**TASK STATEMENT:** Every line below that holds the string "اطلاعات" should be copied out.

-- BEGIN EXERCISE MATERIALS --

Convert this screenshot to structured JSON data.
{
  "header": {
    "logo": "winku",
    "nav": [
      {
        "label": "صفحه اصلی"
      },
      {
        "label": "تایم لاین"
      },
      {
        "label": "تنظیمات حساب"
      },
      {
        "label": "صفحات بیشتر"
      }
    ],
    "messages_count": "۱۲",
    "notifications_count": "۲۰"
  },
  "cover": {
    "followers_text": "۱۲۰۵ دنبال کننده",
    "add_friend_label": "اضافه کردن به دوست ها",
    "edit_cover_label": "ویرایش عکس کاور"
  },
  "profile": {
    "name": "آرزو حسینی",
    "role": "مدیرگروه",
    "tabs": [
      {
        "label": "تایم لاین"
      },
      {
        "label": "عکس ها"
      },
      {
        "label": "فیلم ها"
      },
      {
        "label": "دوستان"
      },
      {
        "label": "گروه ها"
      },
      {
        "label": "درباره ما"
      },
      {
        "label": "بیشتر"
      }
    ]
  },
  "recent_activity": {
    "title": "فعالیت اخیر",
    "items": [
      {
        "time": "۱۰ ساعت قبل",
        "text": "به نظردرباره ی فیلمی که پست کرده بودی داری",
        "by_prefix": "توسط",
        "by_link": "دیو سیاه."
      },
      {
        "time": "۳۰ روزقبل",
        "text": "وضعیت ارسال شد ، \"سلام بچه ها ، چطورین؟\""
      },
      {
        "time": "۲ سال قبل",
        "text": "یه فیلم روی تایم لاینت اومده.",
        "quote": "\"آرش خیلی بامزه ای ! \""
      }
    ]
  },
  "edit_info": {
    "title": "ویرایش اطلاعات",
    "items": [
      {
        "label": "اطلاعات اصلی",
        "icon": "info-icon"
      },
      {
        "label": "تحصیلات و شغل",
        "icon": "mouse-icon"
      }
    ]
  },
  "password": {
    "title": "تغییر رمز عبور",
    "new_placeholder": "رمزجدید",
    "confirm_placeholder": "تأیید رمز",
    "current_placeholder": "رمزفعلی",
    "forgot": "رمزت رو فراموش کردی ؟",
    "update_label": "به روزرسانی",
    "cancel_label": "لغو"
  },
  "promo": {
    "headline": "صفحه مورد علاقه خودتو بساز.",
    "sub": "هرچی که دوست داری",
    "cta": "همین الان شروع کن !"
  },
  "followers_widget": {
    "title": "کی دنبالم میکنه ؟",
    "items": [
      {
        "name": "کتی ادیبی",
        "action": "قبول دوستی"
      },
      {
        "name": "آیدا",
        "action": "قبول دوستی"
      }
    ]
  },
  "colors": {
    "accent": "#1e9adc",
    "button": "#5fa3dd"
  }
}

-- END EXERCISE MATERIALS --
-- BEGIN EXERCISE MATERIALS --

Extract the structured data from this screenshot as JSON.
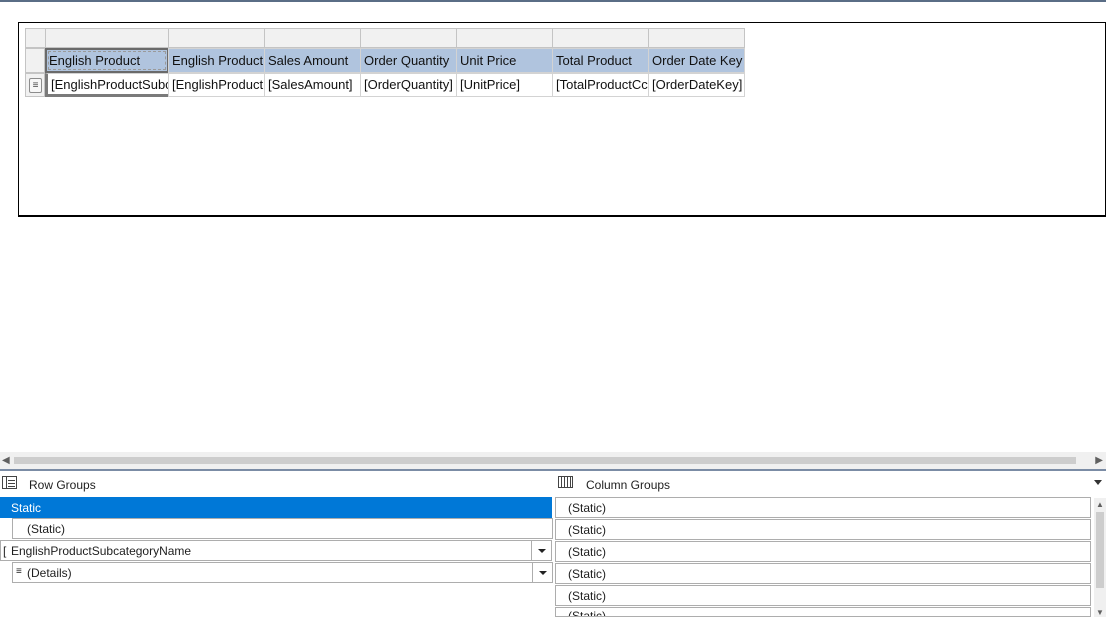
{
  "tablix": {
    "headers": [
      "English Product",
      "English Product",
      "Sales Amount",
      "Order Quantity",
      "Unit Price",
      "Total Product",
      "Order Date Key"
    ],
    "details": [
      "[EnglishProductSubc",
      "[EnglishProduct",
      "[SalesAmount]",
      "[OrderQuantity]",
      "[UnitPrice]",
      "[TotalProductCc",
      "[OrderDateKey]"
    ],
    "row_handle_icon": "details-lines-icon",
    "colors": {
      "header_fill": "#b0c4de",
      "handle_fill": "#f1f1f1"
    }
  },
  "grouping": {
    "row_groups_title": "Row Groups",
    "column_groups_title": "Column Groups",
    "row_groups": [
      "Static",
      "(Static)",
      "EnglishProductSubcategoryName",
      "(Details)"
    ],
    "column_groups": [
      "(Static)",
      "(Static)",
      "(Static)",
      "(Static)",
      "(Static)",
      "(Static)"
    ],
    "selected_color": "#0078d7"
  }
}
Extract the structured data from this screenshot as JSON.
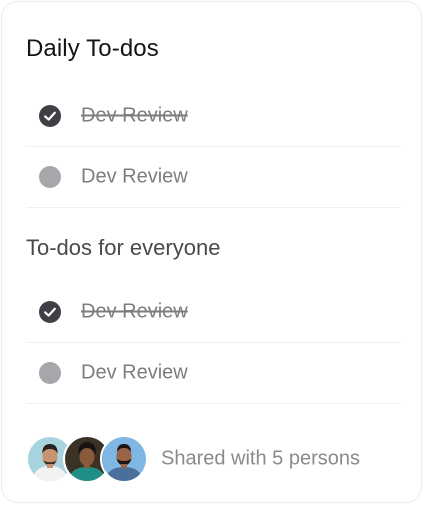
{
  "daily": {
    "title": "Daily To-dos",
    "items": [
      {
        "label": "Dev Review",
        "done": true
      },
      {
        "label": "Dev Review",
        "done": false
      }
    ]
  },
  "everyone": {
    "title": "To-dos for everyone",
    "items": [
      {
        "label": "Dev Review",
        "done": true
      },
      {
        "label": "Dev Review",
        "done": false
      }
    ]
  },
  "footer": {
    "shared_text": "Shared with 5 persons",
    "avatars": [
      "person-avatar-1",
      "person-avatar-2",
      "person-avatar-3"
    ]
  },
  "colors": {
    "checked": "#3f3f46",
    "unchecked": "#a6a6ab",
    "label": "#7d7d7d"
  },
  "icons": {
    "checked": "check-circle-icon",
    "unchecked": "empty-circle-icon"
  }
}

-- END EXERCISE MATERIALS --

**WRITTEN SOLUTION:**
    "title": "ویرایش اطلاعات",
        "label": "اطلاعات اصلی",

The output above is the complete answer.